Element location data
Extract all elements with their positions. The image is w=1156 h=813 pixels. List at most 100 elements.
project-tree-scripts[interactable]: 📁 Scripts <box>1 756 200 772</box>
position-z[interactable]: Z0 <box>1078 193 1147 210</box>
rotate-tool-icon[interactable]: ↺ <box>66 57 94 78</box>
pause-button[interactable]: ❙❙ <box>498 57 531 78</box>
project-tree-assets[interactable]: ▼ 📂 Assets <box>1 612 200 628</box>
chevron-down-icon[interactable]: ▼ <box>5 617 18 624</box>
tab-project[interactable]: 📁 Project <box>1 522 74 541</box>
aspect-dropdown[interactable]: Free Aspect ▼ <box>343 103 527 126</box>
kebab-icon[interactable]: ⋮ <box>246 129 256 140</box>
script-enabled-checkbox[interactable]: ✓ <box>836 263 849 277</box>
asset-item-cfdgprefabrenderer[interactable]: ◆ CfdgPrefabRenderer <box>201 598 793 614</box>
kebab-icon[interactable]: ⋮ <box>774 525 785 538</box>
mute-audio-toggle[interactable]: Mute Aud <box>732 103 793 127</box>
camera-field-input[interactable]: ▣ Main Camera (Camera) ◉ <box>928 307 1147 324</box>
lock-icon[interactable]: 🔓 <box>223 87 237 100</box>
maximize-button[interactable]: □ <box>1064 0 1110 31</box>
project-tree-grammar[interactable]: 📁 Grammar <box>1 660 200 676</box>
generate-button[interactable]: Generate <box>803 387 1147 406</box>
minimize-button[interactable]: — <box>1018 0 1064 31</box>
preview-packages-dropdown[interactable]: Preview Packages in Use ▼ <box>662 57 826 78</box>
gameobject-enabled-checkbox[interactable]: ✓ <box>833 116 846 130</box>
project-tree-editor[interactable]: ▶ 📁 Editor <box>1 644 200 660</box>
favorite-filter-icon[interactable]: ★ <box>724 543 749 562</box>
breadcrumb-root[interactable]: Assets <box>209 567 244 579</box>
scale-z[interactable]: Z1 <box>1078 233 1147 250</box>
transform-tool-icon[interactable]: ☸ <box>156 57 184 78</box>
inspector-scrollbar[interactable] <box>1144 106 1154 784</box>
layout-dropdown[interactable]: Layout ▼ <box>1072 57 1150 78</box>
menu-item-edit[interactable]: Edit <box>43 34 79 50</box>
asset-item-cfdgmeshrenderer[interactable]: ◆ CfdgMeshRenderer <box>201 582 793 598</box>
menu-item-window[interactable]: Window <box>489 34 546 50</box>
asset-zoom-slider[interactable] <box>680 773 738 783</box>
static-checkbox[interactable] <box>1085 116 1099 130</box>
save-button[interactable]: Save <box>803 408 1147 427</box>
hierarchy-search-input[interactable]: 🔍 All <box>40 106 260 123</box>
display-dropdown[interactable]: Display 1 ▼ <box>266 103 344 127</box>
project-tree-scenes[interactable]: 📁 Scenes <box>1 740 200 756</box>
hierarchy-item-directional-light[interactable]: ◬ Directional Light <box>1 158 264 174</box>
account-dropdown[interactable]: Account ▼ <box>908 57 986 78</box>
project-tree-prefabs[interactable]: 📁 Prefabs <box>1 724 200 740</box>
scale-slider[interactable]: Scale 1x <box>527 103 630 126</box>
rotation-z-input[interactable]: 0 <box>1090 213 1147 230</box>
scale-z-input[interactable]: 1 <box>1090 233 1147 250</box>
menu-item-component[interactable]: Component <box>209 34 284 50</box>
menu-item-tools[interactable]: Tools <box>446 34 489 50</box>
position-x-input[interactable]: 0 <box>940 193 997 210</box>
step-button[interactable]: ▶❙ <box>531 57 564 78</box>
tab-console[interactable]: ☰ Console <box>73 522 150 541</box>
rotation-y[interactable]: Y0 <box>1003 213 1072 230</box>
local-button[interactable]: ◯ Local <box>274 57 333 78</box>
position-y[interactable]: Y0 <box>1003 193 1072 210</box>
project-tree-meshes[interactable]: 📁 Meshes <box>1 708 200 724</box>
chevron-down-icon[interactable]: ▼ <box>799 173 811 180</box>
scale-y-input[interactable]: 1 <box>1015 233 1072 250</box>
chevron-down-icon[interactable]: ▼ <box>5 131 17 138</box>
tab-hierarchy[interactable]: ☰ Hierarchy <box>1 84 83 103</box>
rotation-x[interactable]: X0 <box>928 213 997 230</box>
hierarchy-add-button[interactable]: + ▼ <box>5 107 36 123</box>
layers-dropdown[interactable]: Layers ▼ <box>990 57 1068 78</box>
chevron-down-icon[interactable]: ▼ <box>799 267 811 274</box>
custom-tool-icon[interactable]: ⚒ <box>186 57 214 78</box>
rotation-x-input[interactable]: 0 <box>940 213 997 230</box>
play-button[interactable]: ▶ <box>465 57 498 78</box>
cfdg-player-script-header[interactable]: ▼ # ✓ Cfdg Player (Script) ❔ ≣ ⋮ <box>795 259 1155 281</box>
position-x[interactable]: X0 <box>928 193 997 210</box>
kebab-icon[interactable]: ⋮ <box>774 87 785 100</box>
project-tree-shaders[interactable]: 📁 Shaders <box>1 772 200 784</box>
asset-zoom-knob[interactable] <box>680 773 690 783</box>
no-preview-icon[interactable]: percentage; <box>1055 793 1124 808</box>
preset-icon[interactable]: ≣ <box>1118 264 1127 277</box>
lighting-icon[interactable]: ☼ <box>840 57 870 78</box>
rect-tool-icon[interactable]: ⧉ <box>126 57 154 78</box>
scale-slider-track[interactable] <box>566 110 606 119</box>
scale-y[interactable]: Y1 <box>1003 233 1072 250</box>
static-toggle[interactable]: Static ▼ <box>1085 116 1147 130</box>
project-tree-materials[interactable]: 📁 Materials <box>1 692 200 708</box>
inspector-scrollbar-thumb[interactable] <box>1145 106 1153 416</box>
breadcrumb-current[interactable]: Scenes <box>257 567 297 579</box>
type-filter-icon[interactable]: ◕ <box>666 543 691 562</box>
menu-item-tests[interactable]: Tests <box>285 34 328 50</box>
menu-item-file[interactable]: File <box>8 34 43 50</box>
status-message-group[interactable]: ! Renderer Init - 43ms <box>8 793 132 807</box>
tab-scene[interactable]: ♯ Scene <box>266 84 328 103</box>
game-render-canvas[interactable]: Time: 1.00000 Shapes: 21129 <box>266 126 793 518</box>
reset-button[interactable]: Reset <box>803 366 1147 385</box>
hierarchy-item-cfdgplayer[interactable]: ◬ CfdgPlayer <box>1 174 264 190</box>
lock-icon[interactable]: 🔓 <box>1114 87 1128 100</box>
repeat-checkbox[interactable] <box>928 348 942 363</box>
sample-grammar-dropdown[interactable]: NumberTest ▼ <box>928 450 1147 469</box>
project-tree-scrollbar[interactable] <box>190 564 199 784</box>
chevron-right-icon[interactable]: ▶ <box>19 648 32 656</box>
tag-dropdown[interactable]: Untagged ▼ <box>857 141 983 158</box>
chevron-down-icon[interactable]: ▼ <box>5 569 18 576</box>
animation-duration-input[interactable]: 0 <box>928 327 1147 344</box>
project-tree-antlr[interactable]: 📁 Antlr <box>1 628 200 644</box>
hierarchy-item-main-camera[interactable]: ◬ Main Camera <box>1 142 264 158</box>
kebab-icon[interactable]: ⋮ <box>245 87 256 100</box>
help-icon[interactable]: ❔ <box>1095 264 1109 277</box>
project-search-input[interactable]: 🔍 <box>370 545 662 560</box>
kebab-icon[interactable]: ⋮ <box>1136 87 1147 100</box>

Exercise instructions: Rewrite the records above, swapping "kebab-icon" for "more-options-icon" wherever it occurs and leaving everything else unchanged.

Exercise output:
Extract all elements with their positions. The image is w=1156 h=813 pixels. List at most 100 elements.
project-tree-scripts[interactable]: 📁 Scripts <box>1 756 200 772</box>
position-z[interactable]: Z0 <box>1078 193 1147 210</box>
rotate-tool-icon[interactable]: ↺ <box>66 57 94 78</box>
pause-button[interactable]: ❙❙ <box>498 57 531 78</box>
project-tree-assets[interactable]: ▼ 📂 Assets <box>1 612 200 628</box>
chevron-down-icon[interactable]: ▼ <box>5 617 18 624</box>
tab-project[interactable]: 📁 Project <box>1 522 74 541</box>
aspect-dropdown[interactable]: Free Aspect ▼ <box>343 103 527 126</box>
more-options-icon[interactable]: ⋮ <box>246 129 256 140</box>
script-enabled-checkbox[interactable]: ✓ <box>836 263 849 277</box>
asset-item-cfdgprefabrenderer[interactable]: ◆ CfdgPrefabRenderer <box>201 598 793 614</box>
more-options-icon[interactable]: ⋮ <box>774 525 785 538</box>
mute-audio-toggle[interactable]: Mute Aud <box>732 103 793 127</box>
camera-field-input[interactable]: ▣ Main Camera (Camera) ◉ <box>928 307 1147 324</box>
lock-icon[interactable]: 🔓 <box>223 87 237 100</box>
maximize-button[interactable]: □ <box>1064 0 1110 31</box>
project-tree-grammar[interactable]: 📁 Grammar <box>1 660 200 676</box>
generate-button[interactable]: Generate <box>803 387 1147 406</box>
minimize-button[interactable]: — <box>1018 0 1064 31</box>
preview-packages-dropdown[interactable]: Preview Packages in Use ▼ <box>662 57 826 78</box>
gameobject-enabled-checkbox[interactable]: ✓ <box>833 116 846 130</box>
project-tree-editor[interactable]: ▶ 📁 Editor <box>1 644 200 660</box>
favorite-filter-icon[interactable]: ★ <box>724 543 749 562</box>
breadcrumb-root[interactable]: Assets <box>209 567 244 579</box>
scale-z[interactable]: Z1 <box>1078 233 1147 250</box>
transform-tool-icon[interactable]: ☸ <box>156 57 184 78</box>
inspector-scrollbar[interactable] <box>1144 106 1154 784</box>
layout-dropdown[interactable]: Layout ▼ <box>1072 57 1150 78</box>
menu-item-edit[interactable]: Edit <box>43 34 79 50</box>
asset-item-cfdgmeshrenderer[interactable]: ◆ CfdgMeshRenderer <box>201 582 793 598</box>
menu-item-window[interactable]: Window <box>489 34 546 50</box>
asset-zoom-slider[interactable] <box>680 773 738 783</box>
static-checkbox[interactable] <box>1085 116 1099 130</box>
save-button[interactable]: Save <box>803 408 1147 427</box>
hierarchy-search-input[interactable]: 🔍 All <box>40 106 260 123</box>
display-dropdown[interactable]: Display 1 ▼ <box>266 103 344 127</box>
project-tree-scenes[interactable]: 📁 Scenes <box>1 740 200 756</box>
hierarchy-item-directional-light[interactable]: ◬ Directional Light <box>1 158 264 174</box>
account-dropdown[interactable]: Account ▼ <box>908 57 986 78</box>
project-tree-prefabs[interactable]: 📁 Prefabs <box>1 724 200 740</box>
scale-slider[interactable]: Scale 1x <box>527 103 630 126</box>
rotation-z-input[interactable]: 0 <box>1090 213 1147 230</box>
scale-z-input[interactable]: 1 <box>1090 233 1147 250</box>
menu-item-component[interactable]: Component <box>209 34 284 50</box>
menu-item-tools[interactable]: Tools <box>446 34 489 50</box>
position-x-input[interactable]: 0 <box>940 193 997 210</box>
step-button[interactable]: ▶❙ <box>531 57 564 78</box>
tab-console[interactable]: ☰ Console <box>73 522 150 541</box>
rotation-y[interactable]: Y0 <box>1003 213 1072 230</box>
local-button[interactable]: ◯ Local <box>274 57 333 78</box>
position-y[interactable]: Y0 <box>1003 193 1072 210</box>
project-tree-meshes[interactable]: 📁 Meshes <box>1 708 200 724</box>
chevron-down-icon[interactable]: ▼ <box>799 173 811 180</box>
scale-y-input[interactable]: 1 <box>1015 233 1072 250</box>
chevron-down-icon[interactable]: ▼ <box>5 131 17 138</box>
tab-hierarchy[interactable]: ☰ Hierarchy <box>1 84 83 103</box>
rotation-x[interactable]: X0 <box>928 213 997 230</box>
hierarchy-add-button[interactable]: + ▼ <box>5 107 36 123</box>
layers-dropdown[interactable]: Layers ▼ <box>990 57 1068 78</box>
chevron-down-icon[interactable]: ▼ <box>799 267 811 274</box>
custom-tool-icon[interactable]: ⚒ <box>186 57 214 78</box>
rotation-x-input[interactable]: 0 <box>940 213 997 230</box>
play-button[interactable]: ▶ <box>465 57 498 78</box>
cfdg-player-script-header[interactable]: ▼ # ✓ Cfdg Player (Script) ❔ ≣ ⋮ <box>795 259 1155 281</box>
position-x[interactable]: X0 <box>928 193 997 210</box>
more-options-icon[interactable]: ⋮ <box>774 87 785 100</box>
project-tree-shaders[interactable]: 📁 Shaders <box>1 772 200 784</box>
asset-zoom-knob[interactable] <box>680 773 690 783</box>
no-preview-icon[interactable]: percentage; <box>1055 793 1124 808</box>
preset-icon[interactable]: ≣ <box>1118 264 1127 277</box>
lighting-icon[interactable]: ☼ <box>840 57 870 78</box>
rect-tool-icon[interactable]: ⧉ <box>126 57 154 78</box>
scale-slider-track[interactable] <box>566 110 606 119</box>
scale-y[interactable]: Y1 <box>1003 233 1072 250</box>
static-toggle[interactable]: Static ▼ <box>1085 116 1147 130</box>
project-tree-materials[interactable]: 📁 Materials <box>1 692 200 708</box>
inspector-scrollbar-thumb[interactable] <box>1145 106 1153 416</box>
breadcrumb-current[interactable]: Scenes <box>257 567 297 579</box>
type-filter-icon[interactable]: ◕ <box>666 543 691 562</box>
menu-item-tests[interactable]: Tests <box>285 34 328 50</box>
menu-item-file[interactable]: File <box>8 34 43 50</box>
status-message-group[interactable]: ! Renderer Init - 43ms <box>8 793 132 807</box>
tab-scene[interactable]: ♯ Scene <box>266 84 328 103</box>
game-render-canvas[interactable]: Time: 1.00000 Shapes: 21129 <box>266 126 793 518</box>
reset-button[interactable]: Reset <box>803 366 1147 385</box>
hierarchy-item-cfdgplayer[interactable]: ◬ CfdgPlayer <box>1 174 264 190</box>
lock-icon[interactable]: 🔓 <box>1114 87 1128 100</box>
repeat-checkbox[interactable] <box>928 348 942 363</box>
sample-grammar-dropdown[interactable]: NumberTest ▼ <box>928 450 1147 469</box>
project-tree-scrollbar[interactable] <box>190 564 199 784</box>
chevron-right-icon[interactable]: ▶ <box>19 648 32 656</box>
tag-dropdown[interactable]: Untagged ▼ <box>857 141 983 158</box>
chevron-down-icon[interactable]: ▼ <box>5 569 18 576</box>
animation-duration-input[interactable]: 0 <box>928 327 1147 344</box>
project-tree-antlr[interactable]: 📁 Antlr <box>1 628 200 644</box>
hierarchy-item-main-camera[interactable]: ◬ Main Camera <box>1 142 264 158</box>
more-options-icon[interactable]: ⋮ <box>245 87 256 100</box>
help-icon[interactable]: ❔ <box>1095 264 1109 277</box>
project-search-input[interactable]: 🔍 <box>370 545 662 560</box>
more-options-icon[interactable]: ⋮ <box>1136 87 1147 100</box>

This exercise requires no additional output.